(begin)

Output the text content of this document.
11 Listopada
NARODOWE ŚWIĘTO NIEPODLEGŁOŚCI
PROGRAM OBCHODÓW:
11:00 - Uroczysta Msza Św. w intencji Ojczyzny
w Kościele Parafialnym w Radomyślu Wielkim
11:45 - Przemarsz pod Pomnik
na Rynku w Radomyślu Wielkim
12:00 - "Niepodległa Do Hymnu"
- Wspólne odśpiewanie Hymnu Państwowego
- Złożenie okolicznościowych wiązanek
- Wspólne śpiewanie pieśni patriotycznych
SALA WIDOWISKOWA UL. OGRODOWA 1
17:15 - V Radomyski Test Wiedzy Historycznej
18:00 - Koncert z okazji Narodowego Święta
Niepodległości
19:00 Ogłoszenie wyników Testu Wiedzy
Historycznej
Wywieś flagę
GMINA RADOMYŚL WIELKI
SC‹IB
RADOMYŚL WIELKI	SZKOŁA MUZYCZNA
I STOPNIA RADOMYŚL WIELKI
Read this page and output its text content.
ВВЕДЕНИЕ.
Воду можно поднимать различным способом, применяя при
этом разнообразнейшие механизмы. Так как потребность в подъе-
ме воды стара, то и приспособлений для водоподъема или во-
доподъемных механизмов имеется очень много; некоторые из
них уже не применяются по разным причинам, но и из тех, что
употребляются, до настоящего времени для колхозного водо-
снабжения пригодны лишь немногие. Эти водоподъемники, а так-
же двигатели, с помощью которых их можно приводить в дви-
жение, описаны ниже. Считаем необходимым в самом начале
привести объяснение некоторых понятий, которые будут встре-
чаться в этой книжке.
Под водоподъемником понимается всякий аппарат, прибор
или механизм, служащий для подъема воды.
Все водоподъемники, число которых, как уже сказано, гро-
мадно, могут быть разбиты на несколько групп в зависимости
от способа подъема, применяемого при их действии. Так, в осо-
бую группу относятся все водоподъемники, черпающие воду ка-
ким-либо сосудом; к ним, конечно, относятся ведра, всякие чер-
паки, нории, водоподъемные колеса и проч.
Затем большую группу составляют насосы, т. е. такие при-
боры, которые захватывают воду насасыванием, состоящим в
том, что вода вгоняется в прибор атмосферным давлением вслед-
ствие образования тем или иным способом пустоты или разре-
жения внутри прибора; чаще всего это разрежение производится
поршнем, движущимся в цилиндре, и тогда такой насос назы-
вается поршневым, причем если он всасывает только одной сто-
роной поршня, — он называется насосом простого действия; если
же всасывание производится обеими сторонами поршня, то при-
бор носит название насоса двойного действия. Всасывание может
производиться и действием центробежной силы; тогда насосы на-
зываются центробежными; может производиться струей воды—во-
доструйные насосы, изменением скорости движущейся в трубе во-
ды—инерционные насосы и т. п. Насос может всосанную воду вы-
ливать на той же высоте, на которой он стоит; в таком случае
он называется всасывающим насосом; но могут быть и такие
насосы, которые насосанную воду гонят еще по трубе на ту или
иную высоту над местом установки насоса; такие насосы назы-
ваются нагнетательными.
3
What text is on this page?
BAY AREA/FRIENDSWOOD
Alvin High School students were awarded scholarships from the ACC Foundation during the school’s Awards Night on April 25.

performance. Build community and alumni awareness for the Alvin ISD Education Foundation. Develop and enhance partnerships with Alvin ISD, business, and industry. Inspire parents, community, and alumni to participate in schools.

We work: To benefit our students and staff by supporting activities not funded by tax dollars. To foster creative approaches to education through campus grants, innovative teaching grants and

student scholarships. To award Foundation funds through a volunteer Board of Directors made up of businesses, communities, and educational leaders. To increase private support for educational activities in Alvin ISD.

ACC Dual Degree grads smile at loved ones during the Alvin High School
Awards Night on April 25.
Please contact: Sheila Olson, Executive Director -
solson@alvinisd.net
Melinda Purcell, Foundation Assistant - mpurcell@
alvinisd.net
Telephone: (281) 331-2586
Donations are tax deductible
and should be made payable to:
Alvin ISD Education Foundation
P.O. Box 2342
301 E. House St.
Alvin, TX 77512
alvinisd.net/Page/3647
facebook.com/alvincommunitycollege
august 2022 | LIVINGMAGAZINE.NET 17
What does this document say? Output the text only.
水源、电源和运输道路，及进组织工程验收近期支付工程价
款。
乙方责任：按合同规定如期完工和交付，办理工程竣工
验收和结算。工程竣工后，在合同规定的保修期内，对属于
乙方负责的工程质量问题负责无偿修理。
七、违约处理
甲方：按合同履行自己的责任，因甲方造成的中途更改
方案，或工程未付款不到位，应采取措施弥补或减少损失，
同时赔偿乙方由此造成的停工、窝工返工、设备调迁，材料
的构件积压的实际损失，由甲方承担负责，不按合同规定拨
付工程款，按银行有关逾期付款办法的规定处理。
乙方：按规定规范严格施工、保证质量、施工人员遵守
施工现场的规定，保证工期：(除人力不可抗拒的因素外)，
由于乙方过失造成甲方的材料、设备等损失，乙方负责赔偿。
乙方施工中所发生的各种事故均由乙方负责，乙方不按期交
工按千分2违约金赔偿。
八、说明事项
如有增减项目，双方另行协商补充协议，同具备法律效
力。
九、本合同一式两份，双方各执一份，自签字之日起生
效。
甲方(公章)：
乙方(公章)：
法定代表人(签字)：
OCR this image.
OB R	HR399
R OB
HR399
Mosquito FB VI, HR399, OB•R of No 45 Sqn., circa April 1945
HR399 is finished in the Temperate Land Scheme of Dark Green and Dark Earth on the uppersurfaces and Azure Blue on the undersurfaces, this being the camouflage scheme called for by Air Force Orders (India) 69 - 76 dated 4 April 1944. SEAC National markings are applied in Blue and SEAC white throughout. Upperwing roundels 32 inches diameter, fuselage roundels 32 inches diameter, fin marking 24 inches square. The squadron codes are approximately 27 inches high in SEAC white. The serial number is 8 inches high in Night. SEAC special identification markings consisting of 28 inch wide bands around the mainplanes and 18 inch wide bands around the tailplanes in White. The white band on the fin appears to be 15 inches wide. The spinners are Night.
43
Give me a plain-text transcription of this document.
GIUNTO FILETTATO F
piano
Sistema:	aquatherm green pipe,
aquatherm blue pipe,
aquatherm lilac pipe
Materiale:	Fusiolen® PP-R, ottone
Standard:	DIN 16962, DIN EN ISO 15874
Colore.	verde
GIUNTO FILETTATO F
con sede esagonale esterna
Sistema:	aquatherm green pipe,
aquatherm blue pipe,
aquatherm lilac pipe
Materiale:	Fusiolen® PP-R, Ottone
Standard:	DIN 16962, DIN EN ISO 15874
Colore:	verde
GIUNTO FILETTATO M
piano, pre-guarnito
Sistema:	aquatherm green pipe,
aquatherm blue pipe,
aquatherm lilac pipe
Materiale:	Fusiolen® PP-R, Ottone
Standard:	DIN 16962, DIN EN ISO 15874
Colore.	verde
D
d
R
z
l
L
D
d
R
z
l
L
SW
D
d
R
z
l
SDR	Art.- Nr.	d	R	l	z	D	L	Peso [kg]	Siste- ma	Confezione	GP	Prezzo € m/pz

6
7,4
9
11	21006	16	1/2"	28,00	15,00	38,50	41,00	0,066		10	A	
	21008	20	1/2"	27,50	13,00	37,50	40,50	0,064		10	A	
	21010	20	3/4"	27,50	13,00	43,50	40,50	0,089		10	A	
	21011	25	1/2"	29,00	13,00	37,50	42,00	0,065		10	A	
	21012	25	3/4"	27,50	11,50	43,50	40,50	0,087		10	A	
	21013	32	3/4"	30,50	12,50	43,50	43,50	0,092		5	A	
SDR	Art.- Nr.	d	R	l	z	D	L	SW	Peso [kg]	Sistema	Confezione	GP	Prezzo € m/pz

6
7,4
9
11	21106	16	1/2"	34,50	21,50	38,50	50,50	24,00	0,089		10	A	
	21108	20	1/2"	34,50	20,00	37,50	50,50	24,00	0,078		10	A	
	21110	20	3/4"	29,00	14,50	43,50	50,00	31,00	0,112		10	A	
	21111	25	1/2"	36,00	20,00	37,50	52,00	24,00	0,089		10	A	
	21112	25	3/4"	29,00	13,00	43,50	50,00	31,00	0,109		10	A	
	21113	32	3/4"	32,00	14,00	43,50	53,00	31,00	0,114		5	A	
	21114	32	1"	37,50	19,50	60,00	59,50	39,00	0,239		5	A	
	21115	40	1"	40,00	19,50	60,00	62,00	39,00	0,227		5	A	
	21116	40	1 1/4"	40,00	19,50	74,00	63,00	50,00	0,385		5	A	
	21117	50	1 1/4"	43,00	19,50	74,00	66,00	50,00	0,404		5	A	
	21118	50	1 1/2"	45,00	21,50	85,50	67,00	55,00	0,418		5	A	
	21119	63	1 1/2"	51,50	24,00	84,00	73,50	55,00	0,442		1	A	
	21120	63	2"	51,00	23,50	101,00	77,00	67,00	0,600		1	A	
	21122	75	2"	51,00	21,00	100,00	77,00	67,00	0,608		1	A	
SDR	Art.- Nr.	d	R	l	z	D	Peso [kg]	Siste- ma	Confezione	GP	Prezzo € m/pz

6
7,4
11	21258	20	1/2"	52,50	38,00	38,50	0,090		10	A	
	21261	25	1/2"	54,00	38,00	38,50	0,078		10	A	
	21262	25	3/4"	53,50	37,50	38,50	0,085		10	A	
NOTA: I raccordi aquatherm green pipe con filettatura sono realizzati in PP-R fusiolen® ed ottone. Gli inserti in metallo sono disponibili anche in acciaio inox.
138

(end)

Search the preceding listing for "производится" and extract every line where it is found.

-- The answer --
жения внутри прибора; чаще всего это разрежение производится
же всасывание производится обеими сторонами поршня, то при-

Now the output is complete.